GIVEN EXERCISE:
What follows is a set of records; restate each one word for word and drop the pictures.

GIVEN INFORMATION:
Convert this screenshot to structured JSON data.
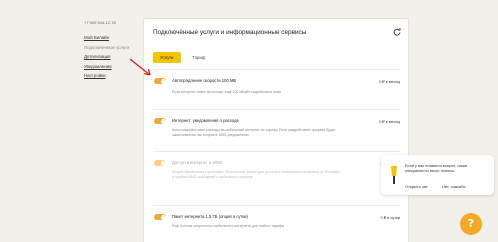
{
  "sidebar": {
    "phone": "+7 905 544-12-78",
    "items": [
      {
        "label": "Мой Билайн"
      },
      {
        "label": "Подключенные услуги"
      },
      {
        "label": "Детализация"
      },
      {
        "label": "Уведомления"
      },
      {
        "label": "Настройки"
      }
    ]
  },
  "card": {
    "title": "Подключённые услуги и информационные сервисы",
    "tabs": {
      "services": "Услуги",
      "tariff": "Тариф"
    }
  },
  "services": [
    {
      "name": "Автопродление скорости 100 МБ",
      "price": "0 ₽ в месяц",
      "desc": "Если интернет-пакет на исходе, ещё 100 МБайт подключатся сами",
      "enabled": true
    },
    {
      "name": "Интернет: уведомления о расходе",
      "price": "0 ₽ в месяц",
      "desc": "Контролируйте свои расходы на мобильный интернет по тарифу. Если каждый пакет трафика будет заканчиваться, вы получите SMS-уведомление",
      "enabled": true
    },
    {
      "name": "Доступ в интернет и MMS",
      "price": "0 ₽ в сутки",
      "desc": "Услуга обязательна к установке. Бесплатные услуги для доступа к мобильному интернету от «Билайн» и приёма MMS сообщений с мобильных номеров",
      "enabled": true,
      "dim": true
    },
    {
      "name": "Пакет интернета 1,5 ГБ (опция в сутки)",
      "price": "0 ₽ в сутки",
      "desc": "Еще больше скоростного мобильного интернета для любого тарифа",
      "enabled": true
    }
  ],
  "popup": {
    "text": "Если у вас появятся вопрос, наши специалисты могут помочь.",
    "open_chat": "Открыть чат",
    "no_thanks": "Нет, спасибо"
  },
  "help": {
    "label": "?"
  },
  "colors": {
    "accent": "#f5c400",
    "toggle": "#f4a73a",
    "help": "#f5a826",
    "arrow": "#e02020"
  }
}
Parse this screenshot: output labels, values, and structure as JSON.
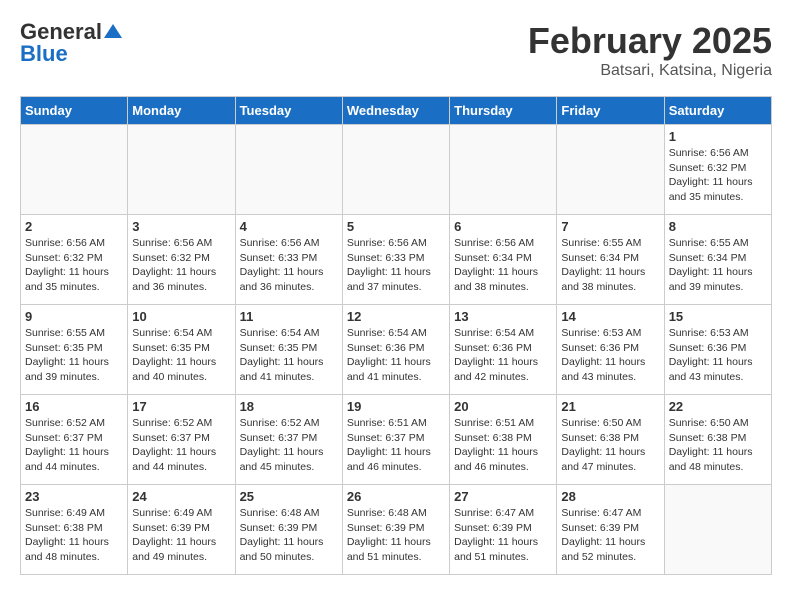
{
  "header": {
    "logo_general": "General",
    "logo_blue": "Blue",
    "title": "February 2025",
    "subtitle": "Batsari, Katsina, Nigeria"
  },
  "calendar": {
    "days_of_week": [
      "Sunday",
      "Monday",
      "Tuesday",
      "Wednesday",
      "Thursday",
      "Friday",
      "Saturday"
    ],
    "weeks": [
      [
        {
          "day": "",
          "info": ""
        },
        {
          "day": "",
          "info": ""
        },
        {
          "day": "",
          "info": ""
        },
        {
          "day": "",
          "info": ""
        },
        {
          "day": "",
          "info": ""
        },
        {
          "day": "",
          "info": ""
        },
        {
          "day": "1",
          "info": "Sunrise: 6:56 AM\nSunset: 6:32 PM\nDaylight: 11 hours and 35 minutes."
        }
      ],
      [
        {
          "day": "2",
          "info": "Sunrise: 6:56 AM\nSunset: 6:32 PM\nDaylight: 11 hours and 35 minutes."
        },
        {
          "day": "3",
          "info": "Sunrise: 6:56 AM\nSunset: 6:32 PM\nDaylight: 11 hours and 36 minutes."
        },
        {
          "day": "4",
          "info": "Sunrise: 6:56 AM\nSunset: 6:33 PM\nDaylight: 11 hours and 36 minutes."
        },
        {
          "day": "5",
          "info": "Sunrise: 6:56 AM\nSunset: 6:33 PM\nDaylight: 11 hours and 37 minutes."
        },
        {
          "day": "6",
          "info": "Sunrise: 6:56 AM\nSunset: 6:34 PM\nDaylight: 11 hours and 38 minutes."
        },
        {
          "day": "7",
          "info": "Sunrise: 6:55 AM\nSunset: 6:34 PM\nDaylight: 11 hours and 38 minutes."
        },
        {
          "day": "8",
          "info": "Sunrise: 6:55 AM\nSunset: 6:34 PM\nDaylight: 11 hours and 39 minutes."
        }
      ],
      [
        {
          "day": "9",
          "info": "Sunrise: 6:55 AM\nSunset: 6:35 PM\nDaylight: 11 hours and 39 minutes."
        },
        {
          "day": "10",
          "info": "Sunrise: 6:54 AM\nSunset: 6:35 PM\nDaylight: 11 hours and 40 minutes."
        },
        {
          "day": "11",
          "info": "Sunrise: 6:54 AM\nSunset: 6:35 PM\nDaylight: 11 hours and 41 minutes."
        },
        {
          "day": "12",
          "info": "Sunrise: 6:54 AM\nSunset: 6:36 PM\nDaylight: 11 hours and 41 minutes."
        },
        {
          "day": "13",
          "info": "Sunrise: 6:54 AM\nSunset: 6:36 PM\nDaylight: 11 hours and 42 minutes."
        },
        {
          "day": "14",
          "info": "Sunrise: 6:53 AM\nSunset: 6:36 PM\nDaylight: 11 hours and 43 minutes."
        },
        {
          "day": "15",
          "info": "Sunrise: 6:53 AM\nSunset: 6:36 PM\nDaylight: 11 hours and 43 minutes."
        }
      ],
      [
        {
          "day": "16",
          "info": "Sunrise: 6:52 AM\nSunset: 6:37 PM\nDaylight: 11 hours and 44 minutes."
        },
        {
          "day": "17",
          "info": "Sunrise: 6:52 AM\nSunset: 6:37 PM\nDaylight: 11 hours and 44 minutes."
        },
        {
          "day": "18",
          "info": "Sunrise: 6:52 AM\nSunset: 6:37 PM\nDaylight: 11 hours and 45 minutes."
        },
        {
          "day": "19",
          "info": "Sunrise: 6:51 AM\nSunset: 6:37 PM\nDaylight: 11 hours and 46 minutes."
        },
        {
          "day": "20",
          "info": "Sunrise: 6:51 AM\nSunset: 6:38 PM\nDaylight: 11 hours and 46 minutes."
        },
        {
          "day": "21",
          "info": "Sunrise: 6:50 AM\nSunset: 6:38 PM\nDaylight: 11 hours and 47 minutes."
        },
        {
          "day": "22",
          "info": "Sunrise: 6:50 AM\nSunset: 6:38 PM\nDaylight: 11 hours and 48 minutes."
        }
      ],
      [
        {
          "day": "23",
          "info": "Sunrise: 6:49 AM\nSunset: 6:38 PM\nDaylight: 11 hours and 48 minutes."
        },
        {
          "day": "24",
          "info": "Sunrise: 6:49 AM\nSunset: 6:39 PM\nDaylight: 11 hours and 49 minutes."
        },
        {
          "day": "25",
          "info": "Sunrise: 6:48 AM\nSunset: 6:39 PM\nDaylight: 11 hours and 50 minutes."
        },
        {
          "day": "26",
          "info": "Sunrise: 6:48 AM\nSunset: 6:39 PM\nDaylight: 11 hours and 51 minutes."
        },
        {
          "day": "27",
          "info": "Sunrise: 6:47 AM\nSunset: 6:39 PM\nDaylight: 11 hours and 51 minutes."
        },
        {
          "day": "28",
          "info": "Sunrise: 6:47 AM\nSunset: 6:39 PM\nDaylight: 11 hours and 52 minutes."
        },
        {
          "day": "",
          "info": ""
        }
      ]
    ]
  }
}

SOLVED EXERCISE:
Convert this screenshot to structured JSON data.
{
  "sidebar": {
    "phone": "+7 905 544-12-78",
    "items": [
      {
        "label": "Мой Билайн"
      },
      {
        "label": "Подключенные услуги"
      },
      {
        "label": "Детализация"
      },
      {
        "label": "Уведомления"
      },
      {
        "label": "Настройки"
      }
    ]
  },
  "card": {
    "title": "Подключённые услуги и информационные сервисы",
    "tabs": {
      "services": "Услуги",
      "tariff": "Тариф"
    }
  },
  "services": [
    {
      "name": "Автопродление скорости 100 МБ",
      "price": "0 ₽ в месяц",
      "desc": "Если интернет-пакет на исходе, ещё 100 МБайт подключатся сами",
      "enabled": true
    },
    {
      "name": "Интернет: уведомления о расходе",
      "price": "0 ₽ в месяц",
      "desc": "Контролируйте свои расходы на мобильный интернет по тарифу. Если каждый пакет трафика будет заканчиваться, вы получите SMS-уведомление",
      "enabled": true
    },
    {
      "name": "Доступ в интернет и MMS",
      "price": "0 ₽ в сутки",
      "desc": "Услуга обязательна к установке. Бесплатные услуги для доступа к мобильному интернету от «Билайн» и приёма MMS сообщений с мобильных номеров",
      "enabled": true,
      "dim": true
    },
    {
      "name": "Пакет интернета 1,5 ГБ (опция в сутки)",
      "price": "0 ₽ в сутки",
      "desc": "Еще больше скоростного мобильного интернета для любого тарифа",
      "enabled": true
    }
  ],
  "popup": {
    "text": "Если у вас появятся вопрос, наши специалисты могут помочь.",
    "open_chat": "Открыть чат",
    "no_thanks": "Нет, спасибо"
  },
  "help": {
    "label": "?"
  },
  "colors": {
    "accent": "#f5c400",
    "toggle": "#f4a73a",
    "help": "#f5a826",
    "arrow": "#e02020"
  }
}
Parse this screenshot: output labels, values, and structure as JSON.
{
  "header": {
    "logo_general": "General",
    "logo_blue": "Blue",
    "title": "February 2025",
    "subtitle": "Batsari, Katsina, Nigeria"
  },
  "calendar": {
    "days_of_week": [
      "Sunday",
      "Monday",
      "Tuesday",
      "Wednesday",
      "Thursday",
      "Friday",
      "Saturday"
    ],
    "weeks": [
      [
        {
          "day": "",
          "info": ""
        },
        {
          "day": "",
          "info": ""
        },
        {
          "day": "",
          "info": ""
        },
        {
          "day": "",
          "info": ""
        },
        {
          "day": "",
          "info": ""
        },
        {
          "day": "",
          "info": ""
        },
        {
          "day": "1",
          "info": "Sunrise: 6:56 AM\nSunset: 6:32 PM\nDaylight: 11 hours and 35 minutes."
        }
      ],
      [
        {
          "day": "2",
          "info": "Sunrise: 6:56 AM\nSunset: 6:32 PM\nDaylight: 11 hours and 35 minutes."
        },
        {
          "day": "3",
          "info": "Sunrise: 6:56 AM\nSunset: 6:32 PM\nDaylight: 11 hours and 36 minutes."
        },
        {
          "day": "4",
          "info": "Sunrise: 6:56 AM\nSunset: 6:33 PM\nDaylight: 11 hours and 36 minutes."
        },
        {
          "day": "5",
          "info": "Sunrise: 6:56 AM\nSunset: 6:33 PM\nDaylight: 11 hours and 37 minutes."
        },
        {
          "day": "6",
          "info": "Sunrise: 6:56 AM\nSunset: 6:34 PM\nDaylight: 11 hours and 38 minutes."
        },
        {
          "day": "7",
          "info": "Sunrise: 6:55 AM\nSunset: 6:34 PM\nDaylight: 11 hours and 38 minutes."
        },
        {
          "day": "8",
          "info": "Sunrise: 6:55 AM\nSunset: 6:34 PM\nDaylight: 11 hours and 39 minutes."
        }
      ],
      [
        {
          "day": "9",
          "info": "Sunrise: 6:55 AM\nSunset: 6:35 PM\nDaylight: 11 hours and 39 minutes."
        },
        {
          "day": "10",
          "info": "Sunrise: 6:54 AM\nSunset: 6:35 PM\nDaylight: 11 hours and 40 minutes."
        },
        {
          "day": "11",
          "info": "Sunrise: 6:54 AM\nSunset: 6:35 PM\nDaylight: 11 hours and 41 minutes."
        },
        {
          "day": "12",
          "info": "Sunrise: 6:54 AM\nSunset: 6:36 PM\nDaylight: 11 hours and 41 minutes."
        },
        {
          "day": "13",
          "info": "Sunrise: 6:54 AM\nSunset: 6:36 PM\nDaylight: 11 hours and 42 minutes."
        },
        {
          "day": "14",
          "info": "Sunrise: 6:53 AM\nSunset: 6:36 PM\nDaylight: 11 hours and 43 minutes."
        },
        {
          "day": "15",
          "info": "Sunrise: 6:53 AM\nSunset: 6:36 PM\nDaylight: 11 hours and 43 minutes."
        }
      ],
      [
        {
          "day": "16",
          "info": "Sunrise: 6:52 AM\nSunset: 6:37 PM\nDaylight: 11 hours and 44 minutes."
        },
        {
          "day": "17",
          "info": "Sunrise: 6:52 AM\nSunset: 6:37 PM\nDaylight: 11 hours and 44 minutes."
        },
        {
          "day": "18",
          "info": "Sunrise: 6:52 AM\nSunset: 6:37 PM\nDaylight: 11 hours and 45 minutes."
        },
        {
          "day": "19",
          "info": "Sunrise: 6:51 AM\nSunset: 6:37 PM\nDaylight: 11 hours and 46 minutes."
        },
        {
          "day": "20",
          "info": "Sunrise: 6:51 AM\nSunset: 6:38 PM\nDaylight: 11 hours and 46 minutes."
        },
        {
          "day": "21",
          "info": "Sunrise: 6:50 AM\nSunset: 6:38 PM\nDaylight: 11 hours and 47 minutes."
        },
        {
          "day": "22",
          "info": "Sunrise: 6:50 AM\nSunset: 6:38 PM\nDaylight: 11 hours and 48 minutes."
        }
      ],
      [
        {
          "day": "23",
          "info": "Sunrise: 6:49 AM\nSunset: 6:38 PM\nDaylight: 11 hours and 48 minutes."
        },
        {
          "day": "24",
          "info": "Sunrise: 6:49 AM\nSunset: 6:39 PM\nDaylight: 11 hours and 49 minutes."
        },
        {
          "day": "25",
          "info": "Sunrise: 6:48 AM\nSunset: 6:39 PM\nDaylight: 11 hours and 50 minutes."
        },
        {
          "day": "26",
          "info": "Sunrise: 6:48 AM\nSunset: 6:39 PM\nDaylight: 11 hours and 51 minutes."
        },
        {
          "day": "27",
          "info": "Sunrise: 6:47 AM\nSunset: 6:39 PM\nDaylight: 11 hours and 51 minutes."
        },
        {
          "day": "28",
          "info": "Sunrise: 6:47 AM\nSunset: 6:39 PM\nDaylight: 11 hours and 52 minutes."
        },
        {
          "day": "",
          "info": ""
        }
      ]
    ]
  }
}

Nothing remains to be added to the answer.